---- Supplied information
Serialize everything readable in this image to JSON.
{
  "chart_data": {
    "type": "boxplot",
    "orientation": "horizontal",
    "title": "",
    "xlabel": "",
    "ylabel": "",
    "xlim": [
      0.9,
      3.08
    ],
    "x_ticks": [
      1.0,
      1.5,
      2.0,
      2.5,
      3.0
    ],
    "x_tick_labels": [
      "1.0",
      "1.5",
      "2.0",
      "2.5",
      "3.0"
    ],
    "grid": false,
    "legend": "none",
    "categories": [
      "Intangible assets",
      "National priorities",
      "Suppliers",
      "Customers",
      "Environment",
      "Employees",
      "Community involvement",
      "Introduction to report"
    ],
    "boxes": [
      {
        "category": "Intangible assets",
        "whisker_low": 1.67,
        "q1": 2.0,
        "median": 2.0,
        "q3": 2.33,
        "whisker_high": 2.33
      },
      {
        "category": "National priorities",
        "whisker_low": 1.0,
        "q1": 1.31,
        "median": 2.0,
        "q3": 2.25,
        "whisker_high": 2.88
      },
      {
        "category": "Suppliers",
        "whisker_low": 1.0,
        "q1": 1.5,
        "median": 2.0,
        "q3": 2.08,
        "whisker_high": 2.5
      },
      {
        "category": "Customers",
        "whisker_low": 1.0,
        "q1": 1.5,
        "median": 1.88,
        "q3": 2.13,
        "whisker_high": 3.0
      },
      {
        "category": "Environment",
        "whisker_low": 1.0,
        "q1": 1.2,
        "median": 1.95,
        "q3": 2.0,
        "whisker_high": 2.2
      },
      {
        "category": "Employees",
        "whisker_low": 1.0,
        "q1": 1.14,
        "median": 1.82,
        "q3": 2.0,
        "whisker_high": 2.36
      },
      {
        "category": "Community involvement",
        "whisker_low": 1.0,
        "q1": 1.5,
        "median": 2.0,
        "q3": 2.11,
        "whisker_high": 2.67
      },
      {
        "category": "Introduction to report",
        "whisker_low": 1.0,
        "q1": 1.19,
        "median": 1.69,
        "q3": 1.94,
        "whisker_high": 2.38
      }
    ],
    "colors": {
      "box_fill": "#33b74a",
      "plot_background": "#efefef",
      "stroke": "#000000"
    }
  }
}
--------
▶ **Exercise**
Go over the records above line by line and count those holding the word "Introduction". Reply only with the number.

▶ **Problem solution**
2